- _EXERCISE INPUTS_:
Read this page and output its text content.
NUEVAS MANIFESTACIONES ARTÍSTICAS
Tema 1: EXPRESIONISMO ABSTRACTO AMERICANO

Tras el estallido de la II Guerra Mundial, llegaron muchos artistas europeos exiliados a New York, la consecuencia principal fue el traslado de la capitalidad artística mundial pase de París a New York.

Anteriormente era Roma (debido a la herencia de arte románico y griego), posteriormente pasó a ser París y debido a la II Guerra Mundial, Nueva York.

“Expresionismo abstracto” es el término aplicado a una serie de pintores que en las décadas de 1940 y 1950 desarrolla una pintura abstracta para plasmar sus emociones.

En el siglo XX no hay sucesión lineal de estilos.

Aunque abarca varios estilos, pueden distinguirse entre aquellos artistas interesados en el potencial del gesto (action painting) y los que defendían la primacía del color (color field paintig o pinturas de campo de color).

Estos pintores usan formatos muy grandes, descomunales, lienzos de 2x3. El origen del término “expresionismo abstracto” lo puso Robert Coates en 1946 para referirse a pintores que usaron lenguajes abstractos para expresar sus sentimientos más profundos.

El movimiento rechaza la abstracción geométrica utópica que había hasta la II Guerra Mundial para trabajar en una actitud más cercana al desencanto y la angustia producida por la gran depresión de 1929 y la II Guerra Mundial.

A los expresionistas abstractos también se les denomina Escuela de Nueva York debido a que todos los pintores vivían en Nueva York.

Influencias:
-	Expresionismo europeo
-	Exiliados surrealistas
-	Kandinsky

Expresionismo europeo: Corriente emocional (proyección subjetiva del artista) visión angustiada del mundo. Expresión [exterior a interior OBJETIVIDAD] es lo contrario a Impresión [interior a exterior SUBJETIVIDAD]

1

- _WRITTEN EXERCISE_:
Reproduce the entire listing word for word.

- _PROBLEM SOLUTION_:
Read this page and output its text content.
NUEVAS MANIFESTACIONES ARTÍSTICAS
Tema 1: EXPRESIONISMO ABSTRACTO AMERICANO

Tras el estallido de la II Guerra Mundial, llegaron muchos artistas europeos exiliados a New York, la consecuencia principal fue el traslado de la capitalidad artística mundial pase de París a New York.

Anteriormente era Roma (debido a la herencia de arte románico y griego), posteriormente pasó a ser París y debido a la II Guerra Mundial, Nueva York.

“Expresionismo abstracto” es el término aplicado a una serie de pintores que en las décadas de 1940 y 1950 desarrolla una pintura abstracta para plasmar sus emociones.

En el siglo XX no hay sucesión lineal de estilos.

Aunque abarca varios estilos, pueden distinguirse entre aquellos artistas interesados en el potencial del gesto (action painting) y los que defendían la primacía del color (color field paintig o pinturas de campo de color).

Estos pintores usan formatos muy grandes, descomunales, lienzos de 2x3. El origen del término “expresionismo abstracto” lo puso Robert Coates en 1946 para referirse a pintores que usaron lenguajes abstractos para expresar sus sentimientos más profundos.

El movimiento rechaza la abstracción geométrica utópica que había hasta la II Guerra Mundial para trabajar en una actitud más cercana al desencanto y la angustia producida por la gran depresión de 1929 y la II Guerra Mundial.

A los expresionistas abstractos también se les denomina Escuela de Nueva York debido a que todos los pintores vivían en Nueva York.

Influencias:
-	Expresionismo europeo
-	Exiliados surrealistas
-	Kandinsky

Expresionismo europeo: Corriente emocional (proyección subjetiva del artista) visión angustiada del mundo. Expresión [exterior a interior OBJETIVIDAD] es lo contrario a Impresión [interior a exterior SUBJETIVIDAD]

1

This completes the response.